* Start Listing *
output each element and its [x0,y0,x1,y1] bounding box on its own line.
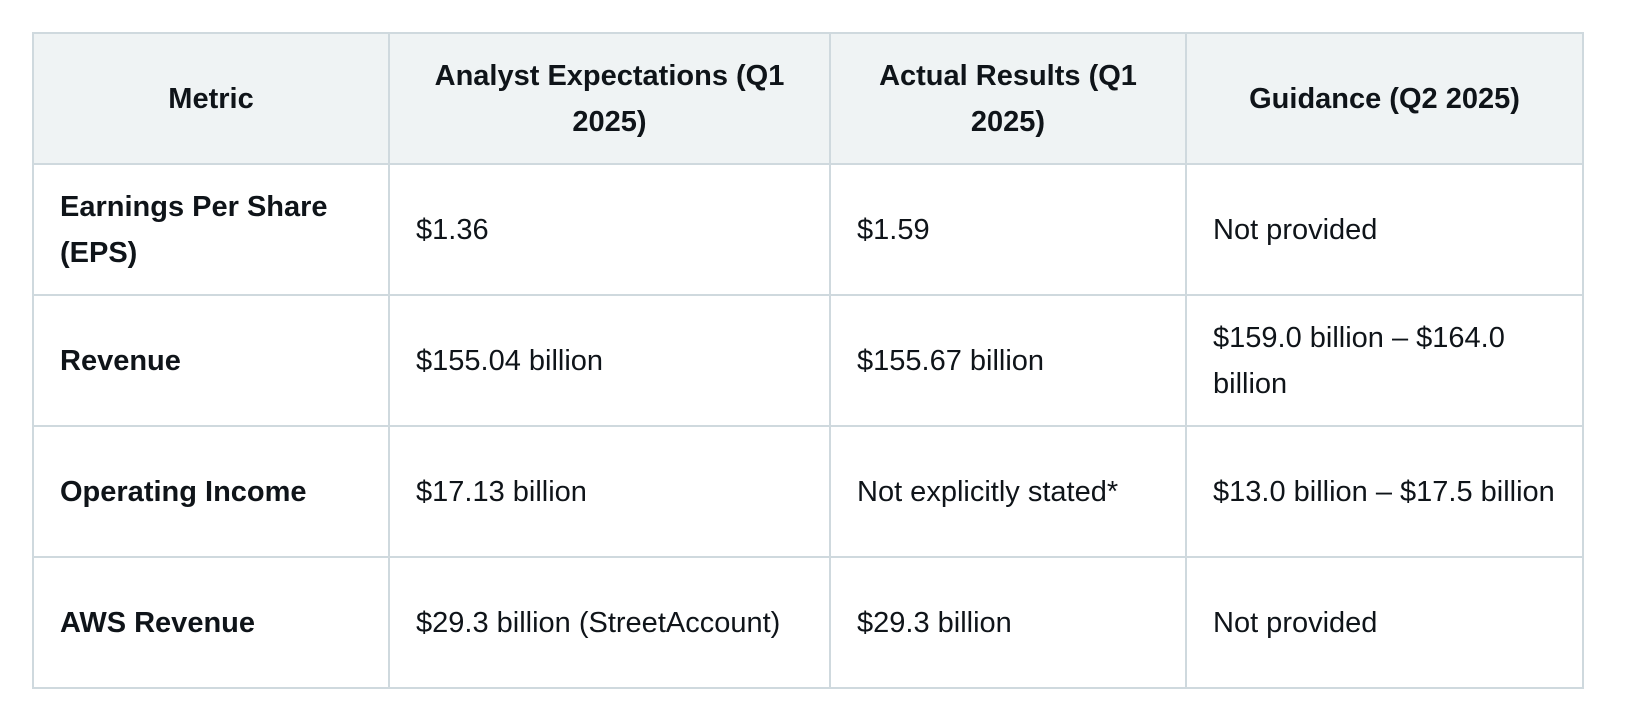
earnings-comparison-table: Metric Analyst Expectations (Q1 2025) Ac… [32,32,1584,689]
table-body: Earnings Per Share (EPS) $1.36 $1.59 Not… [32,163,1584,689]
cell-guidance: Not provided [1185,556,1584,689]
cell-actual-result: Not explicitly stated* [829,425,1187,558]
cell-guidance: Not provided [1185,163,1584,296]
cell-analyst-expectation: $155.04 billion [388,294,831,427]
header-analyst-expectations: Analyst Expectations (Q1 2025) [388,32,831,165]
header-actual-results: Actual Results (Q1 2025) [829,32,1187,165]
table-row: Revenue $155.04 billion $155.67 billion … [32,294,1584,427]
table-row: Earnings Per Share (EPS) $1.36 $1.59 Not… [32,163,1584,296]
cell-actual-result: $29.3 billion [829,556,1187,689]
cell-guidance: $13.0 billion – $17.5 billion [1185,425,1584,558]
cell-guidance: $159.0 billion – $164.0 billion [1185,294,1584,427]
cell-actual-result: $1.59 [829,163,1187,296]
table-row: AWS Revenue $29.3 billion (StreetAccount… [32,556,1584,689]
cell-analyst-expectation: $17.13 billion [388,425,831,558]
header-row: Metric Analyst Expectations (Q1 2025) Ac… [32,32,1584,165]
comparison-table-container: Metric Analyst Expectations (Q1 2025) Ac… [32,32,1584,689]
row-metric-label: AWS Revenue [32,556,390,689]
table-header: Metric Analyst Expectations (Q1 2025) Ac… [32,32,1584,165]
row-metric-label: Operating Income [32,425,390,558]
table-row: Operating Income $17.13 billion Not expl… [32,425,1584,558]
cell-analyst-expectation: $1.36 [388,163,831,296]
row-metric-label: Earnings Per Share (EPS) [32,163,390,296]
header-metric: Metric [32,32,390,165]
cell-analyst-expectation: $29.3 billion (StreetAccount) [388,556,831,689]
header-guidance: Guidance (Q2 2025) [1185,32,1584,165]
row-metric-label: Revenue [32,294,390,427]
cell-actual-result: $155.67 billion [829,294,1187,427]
* End Listing *
• _Stated problem_
Please put the data above into a Markdown table with two columns, Row for the row number and Text for each line, leaving out blank lines. Leave the pictures out of the answer.

• _Answer to the exercise_
| Row | Text |
|---|---|
| 1 | output each element and its [x0,y0,x1,y1] bounding box on its own line. |
| 2 | earnings-comparison-table: Metric Analyst Expectations (Q1 2025) Ac… [32,32,1584,689] |
| 3 | table-body: Earnings Per Share (EPS) $1.36 $1.59 Not… [32,163,1584,689] |
| 4 | cell-guidance: Not provided [1185,556,1584,689] |
| 5 | cell-actual-result: Not explicitly stated* [829,425,1187,558] |
| 6 | cell-guidance: Not provided [1185,163,1584,296] |
| 7 | cell-analyst-expectation: $155.04 billion [388,294,831,427] |
| 8 | header-analyst-expectations: Analyst Expectations (Q1 2025) [388,32,831,165] |
| 9 | header-actual-results: Actual Results (Q1 2025) [829,32,1187,165] |
| 10 | table-row: Revenue $155.04 billion $155.67 billion … [32,294,1584,427] |
| 11 | table-row: Earnings Per Share (EPS) $1.36 $1.59 Not… [32,163,1584,296] |
| 12 | cell-actual-result: $29.3 billion [829,556,1187,689] |
| 13 | cell-guidance: $13.0 billion – $17.5 billion [1185,425,1584,558] |
| 14 | cell-guidance: $159.0 billion – $164.0 billion [1185,294,1584,427] |
| 15 | cell-actual-result: $1.59 [829,163,1187,296] |
| 16 | table-row: AWS Revenue $29.3 billion (StreetAccount… [32,556,1584,689] |
| 17 | cell-analyst-expectation: $17.13 billion [388,425,831,558] |
| 18 | header-row: Metric Analyst Expectations (Q1 2025) Ac… [32,32,1584,165] |
| 19 | comparison-table-container: Metric Analyst Expectations (Q1 2025) Ac… [32,32,1584,689] |
| 20 | row-metric-label: AWS Revenue [32,556,390,689] |
| 21 | table-header: Metric Analyst Expectations (Q1 2025) Ac… [32,32,1584,165] |
| 22 | row-metric-label: Operating Income [32,425,390,558] |
| 23 | table-row: Operating Income $17.13 billion Not expl… [32,425,1584,558] |
| 24 | cell-analyst-expectation: $1.36 [388,163,831,296] |
| 25 | row-metric-label: Earnings Per Share (EPS) [32,163,390,296] |
| 26 | header-metric: Metric [32,32,390,165] |
| 27 | cell-analyst-expectation: $29.3 billion (StreetAccount) [388,556,831,689] |
| 28 | header-guidance: Guidance (Q2 2025) [1185,32,1584,165] |
| 29 | row-metric-label: Revenue [32,294,390,427] |
| 30 | cell-actual-result: $155.67 billion [829,294,1187,427] |